**Given entries**
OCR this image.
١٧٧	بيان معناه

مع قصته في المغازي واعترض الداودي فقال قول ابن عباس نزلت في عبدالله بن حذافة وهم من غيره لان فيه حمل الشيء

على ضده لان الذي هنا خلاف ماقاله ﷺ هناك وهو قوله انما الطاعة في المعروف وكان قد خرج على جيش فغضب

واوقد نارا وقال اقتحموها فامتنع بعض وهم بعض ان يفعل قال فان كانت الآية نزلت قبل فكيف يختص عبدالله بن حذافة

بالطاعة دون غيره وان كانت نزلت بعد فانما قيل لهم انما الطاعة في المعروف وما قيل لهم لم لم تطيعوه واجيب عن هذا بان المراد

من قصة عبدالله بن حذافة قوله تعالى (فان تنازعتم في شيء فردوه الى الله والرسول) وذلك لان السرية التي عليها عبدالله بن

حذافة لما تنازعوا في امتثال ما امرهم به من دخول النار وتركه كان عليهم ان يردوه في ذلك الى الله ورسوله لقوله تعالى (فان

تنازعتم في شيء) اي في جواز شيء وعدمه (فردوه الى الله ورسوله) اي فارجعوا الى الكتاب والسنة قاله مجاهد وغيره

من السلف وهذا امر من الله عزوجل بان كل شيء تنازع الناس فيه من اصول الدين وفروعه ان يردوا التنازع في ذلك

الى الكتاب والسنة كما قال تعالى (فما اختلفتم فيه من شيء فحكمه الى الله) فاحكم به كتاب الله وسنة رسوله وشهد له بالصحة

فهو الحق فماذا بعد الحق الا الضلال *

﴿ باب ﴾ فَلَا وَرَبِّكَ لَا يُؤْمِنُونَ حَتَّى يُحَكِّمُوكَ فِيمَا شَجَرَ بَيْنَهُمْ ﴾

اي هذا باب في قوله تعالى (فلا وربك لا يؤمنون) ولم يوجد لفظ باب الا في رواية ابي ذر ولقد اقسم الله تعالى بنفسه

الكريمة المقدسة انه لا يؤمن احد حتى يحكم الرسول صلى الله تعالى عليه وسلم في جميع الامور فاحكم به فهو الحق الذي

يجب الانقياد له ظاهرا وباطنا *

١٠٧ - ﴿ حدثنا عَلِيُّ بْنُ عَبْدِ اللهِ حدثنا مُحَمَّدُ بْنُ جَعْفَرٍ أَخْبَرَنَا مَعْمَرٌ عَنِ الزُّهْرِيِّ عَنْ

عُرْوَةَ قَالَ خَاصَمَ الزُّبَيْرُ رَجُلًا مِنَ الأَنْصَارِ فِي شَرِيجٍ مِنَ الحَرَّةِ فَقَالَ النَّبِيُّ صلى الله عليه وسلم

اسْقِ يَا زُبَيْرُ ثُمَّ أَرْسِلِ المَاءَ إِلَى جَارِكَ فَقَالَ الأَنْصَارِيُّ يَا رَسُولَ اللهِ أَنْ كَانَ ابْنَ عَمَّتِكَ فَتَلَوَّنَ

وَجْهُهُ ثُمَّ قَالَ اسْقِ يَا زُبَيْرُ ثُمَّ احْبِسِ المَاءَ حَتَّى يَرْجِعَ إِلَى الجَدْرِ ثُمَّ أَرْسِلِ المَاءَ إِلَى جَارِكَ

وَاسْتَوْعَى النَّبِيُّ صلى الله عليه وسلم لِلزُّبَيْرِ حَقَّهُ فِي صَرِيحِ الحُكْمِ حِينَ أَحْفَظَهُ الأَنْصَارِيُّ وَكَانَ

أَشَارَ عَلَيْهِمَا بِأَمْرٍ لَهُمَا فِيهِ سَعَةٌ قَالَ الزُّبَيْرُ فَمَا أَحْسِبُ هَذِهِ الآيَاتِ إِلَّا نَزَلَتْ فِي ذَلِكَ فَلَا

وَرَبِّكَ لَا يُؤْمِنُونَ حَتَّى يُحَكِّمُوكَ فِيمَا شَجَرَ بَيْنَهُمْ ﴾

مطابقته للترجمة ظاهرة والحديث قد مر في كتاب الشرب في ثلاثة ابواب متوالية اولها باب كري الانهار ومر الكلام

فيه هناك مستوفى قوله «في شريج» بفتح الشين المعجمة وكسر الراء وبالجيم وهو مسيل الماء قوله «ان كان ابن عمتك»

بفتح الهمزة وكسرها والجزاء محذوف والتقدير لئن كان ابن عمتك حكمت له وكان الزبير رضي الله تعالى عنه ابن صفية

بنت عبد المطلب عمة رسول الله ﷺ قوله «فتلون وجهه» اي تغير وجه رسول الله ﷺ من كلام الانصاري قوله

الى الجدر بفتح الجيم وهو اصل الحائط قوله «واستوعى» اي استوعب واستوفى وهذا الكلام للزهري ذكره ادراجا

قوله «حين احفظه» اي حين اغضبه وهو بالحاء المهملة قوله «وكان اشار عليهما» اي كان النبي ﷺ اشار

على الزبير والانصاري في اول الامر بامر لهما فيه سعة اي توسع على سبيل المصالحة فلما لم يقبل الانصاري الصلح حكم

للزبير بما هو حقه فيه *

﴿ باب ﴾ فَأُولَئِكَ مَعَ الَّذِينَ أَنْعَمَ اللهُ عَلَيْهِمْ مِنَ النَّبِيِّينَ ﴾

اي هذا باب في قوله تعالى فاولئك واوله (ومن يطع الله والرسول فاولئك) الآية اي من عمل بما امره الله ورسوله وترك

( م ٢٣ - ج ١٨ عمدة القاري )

**Task statement**
Reproduce the data, keeping every line exactly the same.

**Result below**
OCR this image.
١٧٧	بيان معناه

مع قصته في المغازي واعترض الداودي فقال قول ابن عباس نزلت في عبدالله بن حذافة وهم من غيره لان فيه حمل الشيء

على ضده لان الذي هنا خلاف ماقاله ﷺ هناك وهو قوله انما الطاعة في المعروف وكان قد خرج على جيش فغضب

واوقد نارا وقال اقتحموها فامتنع بعض وهم بعض ان يفعل قال فان كانت الآية نزلت قبل فكيف يختص عبدالله بن حذافة

بالطاعة دون غيره وان كانت نزلت بعد فانما قيل لهم انما الطاعة في المعروف وما قيل لهم لم لم تطيعوه واجيب عن هذا بان المراد

من قصة عبدالله بن حذافة قوله تعالى (فان تنازعتم في شيء فردوه الى الله والرسول) وذلك لان السرية التي عليها عبدالله بن

حذافة لما تنازعوا في امتثال ما امرهم به من دخول النار وتركه كان عليهم ان يردوه في ذلك الى الله ورسوله لقوله تعالى (فان

تنازعتم في شيء) اي في جواز شيء وعدمه (فردوه الى الله ورسوله) اي فارجعوا الى الكتاب والسنة قاله مجاهد وغيره

من السلف وهذا امر من الله عزوجل بان كل شيء تنازع الناس فيه من اصول الدين وفروعه ان يردوا التنازع في ذلك

الى الكتاب والسنة كما قال تعالى (فما اختلفتم فيه من شيء فحكمه الى الله) فاحكم به كتاب الله وسنة رسوله وشهد له بالصحة

فهو الحق فماذا بعد الحق الا الضلال *

﴿ باب ﴾ فَلَا وَرَبِّكَ لَا يُؤْمِنُونَ حَتَّى يُحَكِّمُوكَ فِيمَا شَجَرَ بَيْنَهُمْ ﴾

اي هذا باب في قوله تعالى (فلا وربك لا يؤمنون) ولم يوجد لفظ باب الا في رواية ابي ذر ولقد اقسم الله تعالى بنفسه

الكريمة المقدسة انه لا يؤمن احد حتى يحكم الرسول صلى الله تعالى عليه وسلم في جميع الامور فاحكم به فهو الحق الذي

يجب الانقياد له ظاهرا وباطنا *

١٠٧ - ﴿ حدثنا عَلِيُّ بْنُ عَبْدِ اللهِ حدثنا مُحَمَّدُ بْنُ جَعْفَرٍ أَخْبَرَنَا مَعْمَرٌ عَنِ الزُّهْرِيِّ عَنْ

عُرْوَةَ قَالَ خَاصَمَ الزُّبَيْرُ رَجُلًا مِنَ الأَنْصَارِ فِي شَرِيجٍ مِنَ الحَرَّةِ فَقَالَ النَّبِيُّ صلى الله عليه وسلم

اسْقِ يَا زُبَيْرُ ثُمَّ أَرْسِلِ المَاءَ إِلَى جَارِكَ فَقَالَ الأَنْصَارِيُّ يَا رَسُولَ اللهِ أَنْ كَانَ ابْنَ عَمَّتِكَ فَتَلَوَّنَ

وَجْهُهُ ثُمَّ قَالَ اسْقِ يَا زُبَيْرُ ثُمَّ احْبِسِ المَاءَ حَتَّى يَرْجِعَ إِلَى الجَدْرِ ثُمَّ أَرْسِلِ المَاءَ إِلَى جَارِكَ

وَاسْتَوْعَى النَّبِيُّ صلى الله عليه وسلم لِلزُّبَيْرِ حَقَّهُ فِي صَرِيحِ الحُكْمِ حِينَ أَحْفَظَهُ الأَنْصَارِيُّ وَكَانَ

أَشَارَ عَلَيْهِمَا بِأَمْرٍ لَهُمَا فِيهِ سَعَةٌ قَالَ الزُّبَيْرُ فَمَا أَحْسِبُ هَذِهِ الآيَاتِ إِلَّا نَزَلَتْ فِي ذَلِكَ فَلَا

وَرَبِّكَ لَا يُؤْمِنُونَ حَتَّى يُحَكِّمُوكَ فِيمَا شَجَرَ بَيْنَهُمْ ﴾

مطابقته للترجمة ظاهرة والحديث قد مر في كتاب الشرب في ثلاثة ابواب متوالية اولها باب كري الانهار ومر الكلام

فيه هناك مستوفى قوله «في شريج» بفتح الشين المعجمة وكسر الراء وبالجيم وهو مسيل الماء قوله «ان كان ابن عمتك»

بفتح الهمزة وكسرها والجزاء محذوف والتقدير لئن كان ابن عمتك حكمت له وكان الزبير رضي الله تعالى عنه ابن صفية

بنت عبد المطلب عمة رسول الله ﷺ قوله «فتلون وجهه» اي تغير وجه رسول الله ﷺ من كلام الانصاري قوله

الى الجدر بفتح الجيم وهو اصل الحائط قوله «واستوعى» اي استوعب واستوفى وهذا الكلام للزهري ذكره ادراجا

قوله «حين احفظه» اي حين اغضبه وهو بالحاء المهملة قوله «وكان اشار عليهما» اي كان النبي ﷺ اشار

على الزبير والانصاري في اول الامر بامر لهما فيه سعة اي توسع على سبيل المصالحة فلما لم يقبل الانصاري الصلح حكم

للزبير بما هو حقه فيه *

﴿ باب ﴾ فَأُولَئِكَ مَعَ الَّذِينَ أَنْعَمَ اللهُ عَلَيْهِمْ مِنَ النَّبِيِّينَ ﴾

اي هذا باب في قوله تعالى فاولئك واوله (ومن يطع الله والرسول فاولئك) الآية اي من عمل بما امره الله ورسوله وترك

( م ٢٣ - ج ١٨ عمدة القاري )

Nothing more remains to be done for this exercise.